> **Source excerpt**
* Begin *

I agree with the above......You should not be paying full board if she is using your horse. I was going to buy a horse and the owner of the horse who was also the owner of the stable would have subtracted quite a bit of money from my board. Didn't buy the horse but that was really really a good deal!!! The barn was also close to my home.....shoulda, coulda, woulda....didn't. (But if I had more $$ at the time I would have) You should also limit the days she uses your horse because you have to have time to ride also!!! (and let your friend ride too)


----------



## starlinestables

Letting the trainer use your horse in lessons can be a good thing but it has to work for both parties and it clearly is not working for you. Approach her with terms that work for you. "Hey Sally, I greatly appreciate you helping us with Sparky and I'm glad he is working out in your lesson program but we need to make a few adjustments. I don't think it's fair that you use him more than I do, and I still have to pay all the bills. I would also like to set up a schedule so that we can work around each other."

If it helps, I use boarders horses in lessons and I give them $5 off their board each time. It's not much but we make sure their horses are well taken care of. They are thoroughly groomed and inspected..flysprayed.. we clip them and bathe them for free.


----------



## verona1016

djhmanderson said:


> No, we have no contract in writing concerning her using Horse for lessons. The only contract I have with her is for the full-board. I am so new to the horse world that I don't know what is standard or not. Is it customary to pay someone $$ or lessons for use of your horse? I know if I were to ask that she just wouldn't use him. If it is a practice then how much is fair compensation? Thanks for your help.

* End *

> **Tasks**
1) Answer these about the forum thread:
(a) In the first post, who owned the stable where the writer nearly bought a horse?
(b) How much does starlinestables take off a boarder's board each time that boarder's horse is used in lessons?
(c) In the quoted post from djhmanderson, what is the only contract with the trainer?
2) Please copy out the rows word for word, starting with the line that contains "document-icon <box>339 14 347 24</box>" and going on through the line that contains "echo-image-3[interactable] <box>346 224", both included.

> **Supplied entries**
* Begin *

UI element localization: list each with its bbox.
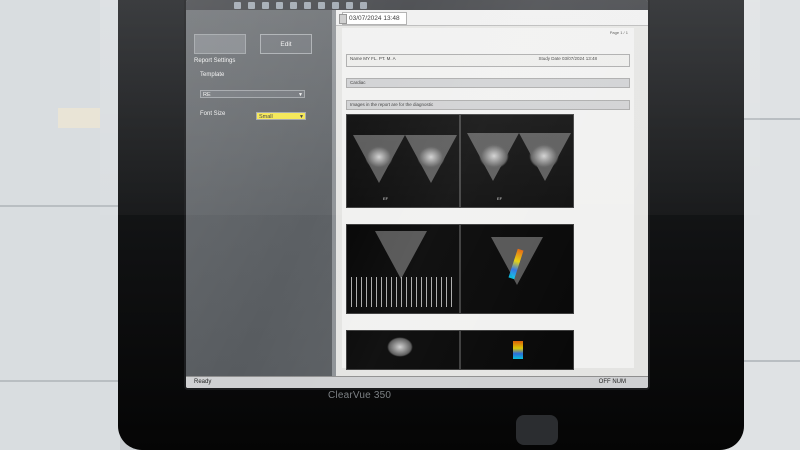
document-icon <box>339 14 347 24</box>
doppler-waveform <box>351 277 455 307</box>
heart-chamber <box>365 145 393 169</box>
patient-info-row: Name MY FL. PT. M. A Study Date 03/07/20… <box>346 54 630 67</box>
font-size-select[interactable]: Small ▼ <box>256 112 306 120</box>
section-header-images: Images in the report are for the diagnos… <box>346 100 630 110</box>
echo-image-6[interactable] <box>460 330 574 370</box>
status-bar: Ready OFF NUM <box>186 376 648 388</box>
toolbar-icon[interactable] <box>332 1 339 9</box>
echo-image-2[interactable]: EF <box>460 114 574 208</box>
echo-image-3[interactable] <box>346 224 460 314</box>
toolbar-icon[interactable] <box>290 1 297 9</box>
top-toolbar <box>186 0 648 10</box>
toolbar-icon[interactable] <box>346 1 353 9</box>
heart-chamber <box>479 143 509 169</box>
toolbar-icon[interactable] <box>276 1 283 9</box>
echo-image-1[interactable]: EF <box>346 114 460 208</box>
toolbar-icon[interactable] <box>318 1 325 9</box>
control-knob[interactable] <box>516 415 558 445</box>
toolbar-icon[interactable] <box>360 1 367 9</box>
heart-chamber <box>529 143 559 169</box>
thumbnail-field[interactable] <box>194 34 246 54</box>
template-label: Template <box>200 72 225 78</box>
toolbar-icon[interactable] <box>304 1 311 9</box>
echo-image-5[interactable] <box>346 330 460 370</box>
tile-line <box>0 380 130 382</box>
report-page: Page 1 / 1 Name MY FL. PT. M. A Study Da… <box>342 28 634 370</box>
tab-report[interactable]: 03/07/2024 13:48 <box>339 12 407 25</box>
template-select-value: RE <box>203 92 211 98</box>
study-date-text: Study Date 03/07/2024 13:48 <box>538 56 597 61</box>
status-mode-text: OFF NUM <box>598 379 626 385</box>
toolbar-icon[interactable] <box>248 1 255 9</box>
echo-caption: EF <box>383 196 389 201</box>
status-ready-text: Ready <box>194 379 212 385</box>
page-counter: Page 1 / 1 <box>609 30 628 35</box>
report-settings-panel: Edit Report Settings Template RE ▼ Font … <box>186 10 332 376</box>
report-settings-label: Report Settings <box>194 58 236 64</box>
tape-strip <box>58 108 100 128</box>
report-document-area: 03/07/2024 13:48 Page 1 / 1 Name MY FL. … <box>336 10 648 376</box>
section-images-label: Images in the report are for the diagnos… <box>350 102 434 107</box>
tab-label: 03/07/2024 13:48 <box>349 15 400 22</box>
echo-image-4[interactable] <box>460 224 574 314</box>
font-size-label: Font Size <box>200 111 226 117</box>
toolbar-icon[interactable] <box>262 1 269 9</box>
section-header-cardiac: Cardiac <box>346 78 630 88</box>
tab-strip: 03/07/2024 13:48 <box>336 10 648 26</box>
heart-chamber <box>417 145 445 169</box>
section-cardiac-label: Cardiac <box>350 80 366 85</box>
toolbar-icon[interactable] <box>234 1 241 9</box>
ultrasound-sector <box>375 231 427 279</box>
font-size-select-value: Small <box>259 114 273 120</box>
edit-button[interactable]: Edit <box>260 34 312 54</box>
monitor-screen: Edit Report Settings Template RE ▼ Font … <box>186 0 648 388</box>
chevron-down-icon: ▼ <box>299 114 304 120</box>
tile-line <box>0 205 130 207</box>
echo-caption: EF <box>497 196 503 201</box>
template-select[interactable]: RE ▼ <box>200 90 305 98</box>
heart-chamber <box>387 337 413 357</box>
patient-name-text: Name MY FL. PT. M. A <box>350 56 396 61</box>
chevron-down-icon: ▼ <box>298 92 303 98</box>
bezel-brand-label: ClearVue 350 <box>328 390 392 401</box>
color-doppler-jet <box>513 341 523 359</box>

* End *

> **Task responses**
1)
(a) The owner of the horse the writer was going to buy.
(b) $5.
(c) The contract for full-board.

2)
document-icon <box>339 14 347 24</box>
doppler-waveform <box>351 277 455 307</box>
heart-chamber <box>365 145 393 169</box>
patient-info-row: Name MY FL. PT. M. A Study Date 03/07/20… <box>346 54 630 67</box>
font-size-select[interactable]: Small ▼ <box>256 112 306 120</box>
section-header-images: Images in the report are for the diagnos… <box>346 100 630 110</box>
echo-image-6[interactable] <box>460 330 574 370</box>
status-bar: Ready OFF NUM <box>186 376 648 388</box>
toolbar-icon[interactable] <box>332 1 339 9</box>
echo-image-2[interactable]: EF <box>460 114 574 208</box>
echo-image-3[interactable] <box>346 224 460 314</box>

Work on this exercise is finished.